(Rows from a dataset)
--- begin ---

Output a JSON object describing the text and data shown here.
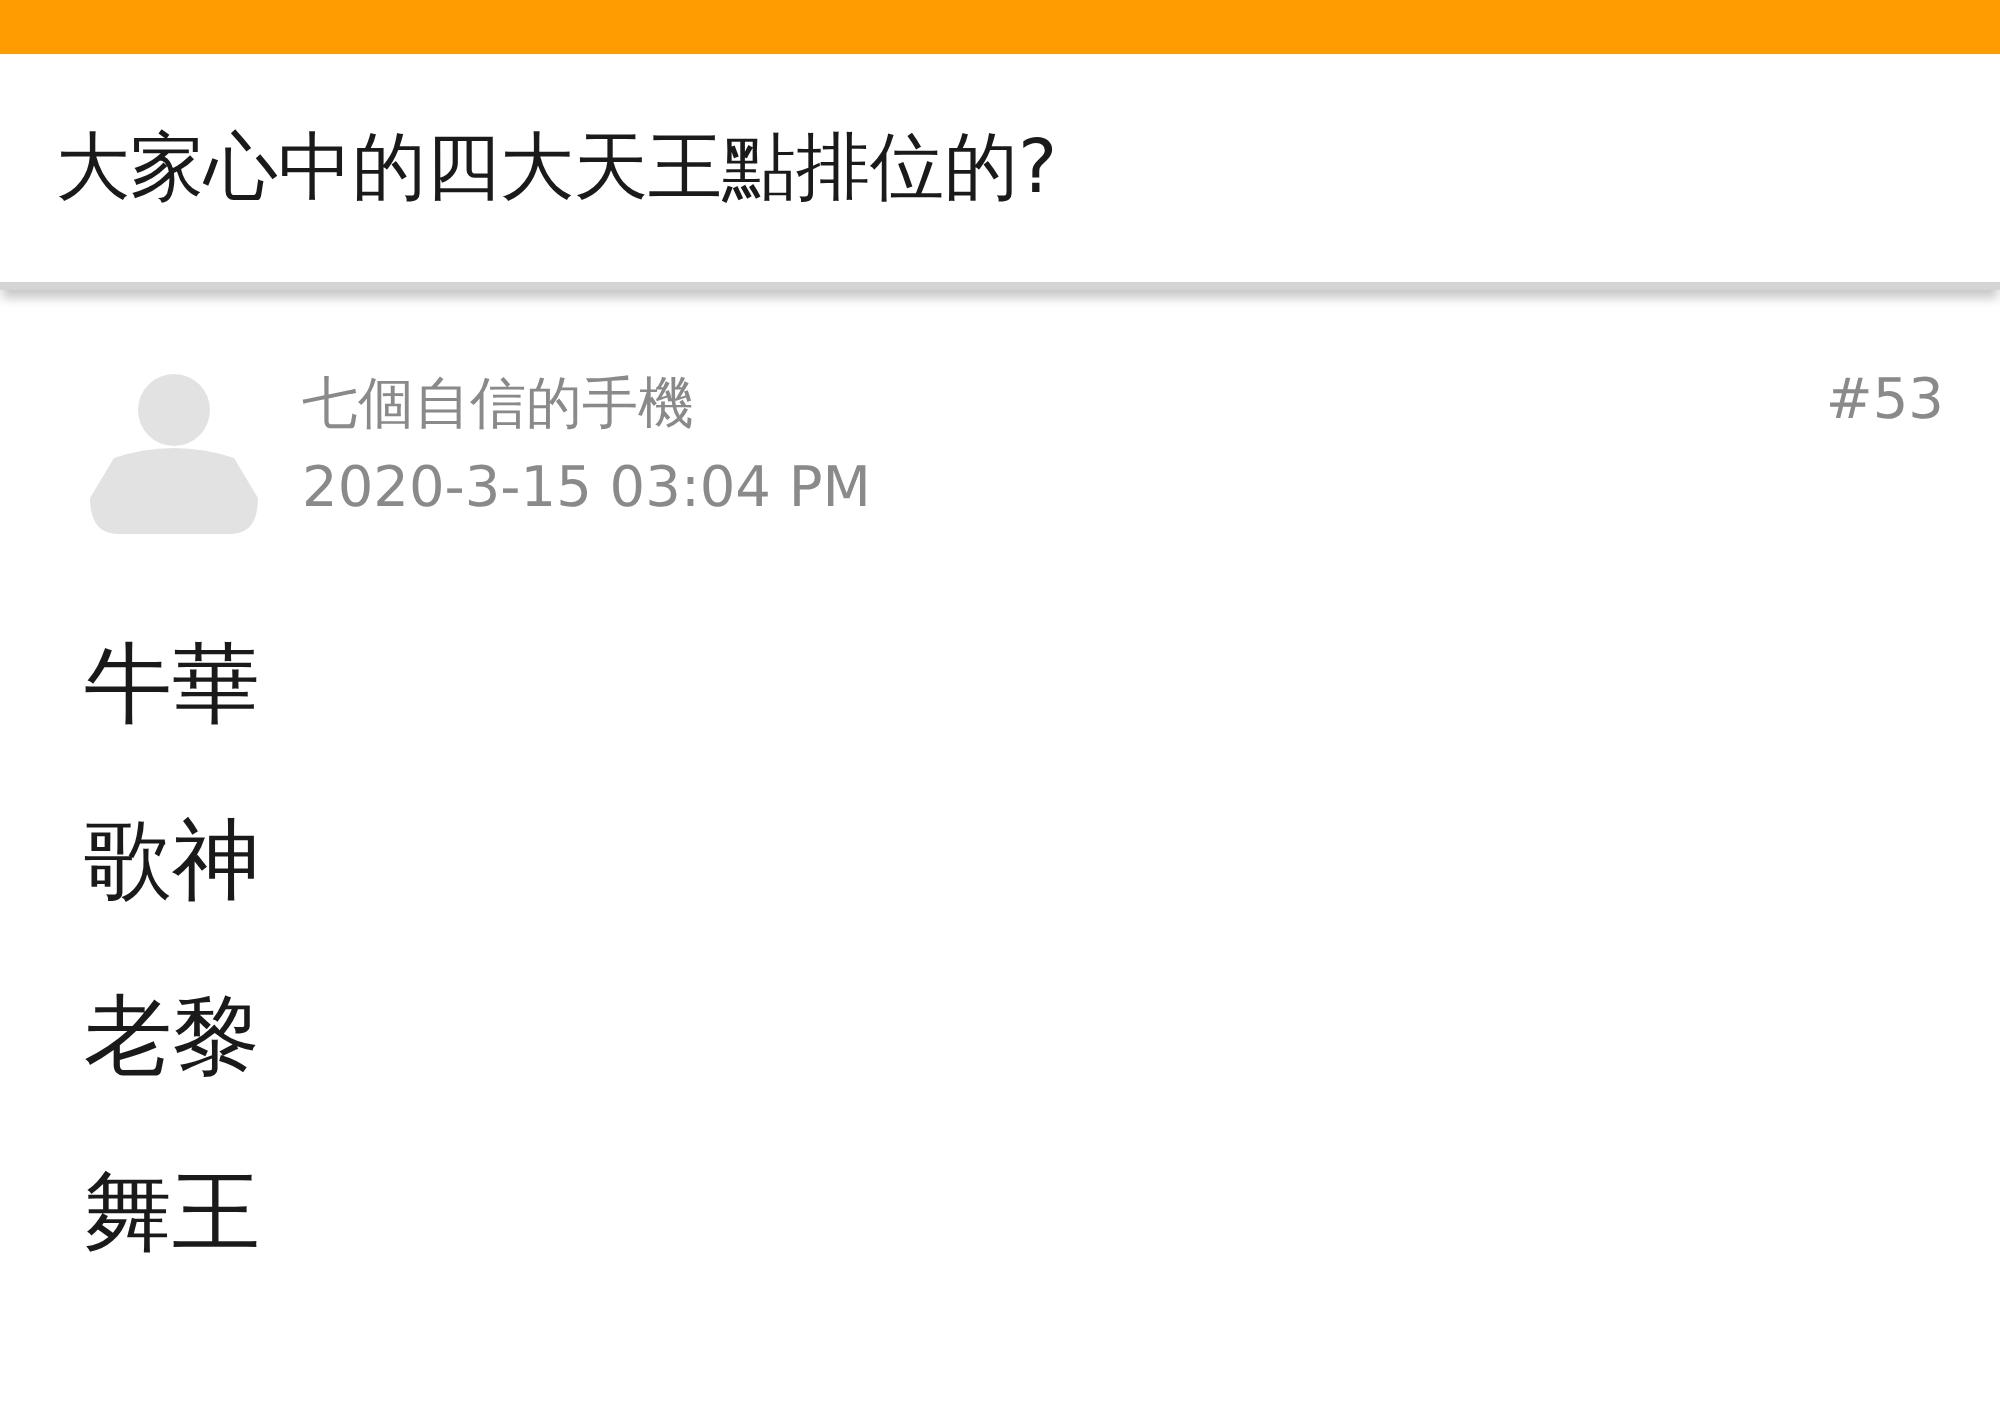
{
  "thread": {
    "title": "大家心中的四大天王點排位的?"
  },
  "post": {
    "author": "七個自信的手機",
    "time": "2020-3-15 03:04 PM",
    "number": "#53",
    "lines": [
      "牛華",
      "歌神",
      "老黎",
      "舞王"
    ]
  }
}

--- end ---

Make an exact copy of the data above, pictures excluded.

» **TASK RESULT**:
Output a JSON object describing the text and data shown here.
{
  "thread": {
    "title": "大家心中的四大天王點排位的?"
  },
  "post": {
    "author": "七個自信的手機",
    "time": "2020-3-15 03:04 PM",
    "number": "#53",
    "lines": [
      "牛華",
      "歌神",
      "老黎",
      "舞王"
    ]
  }
}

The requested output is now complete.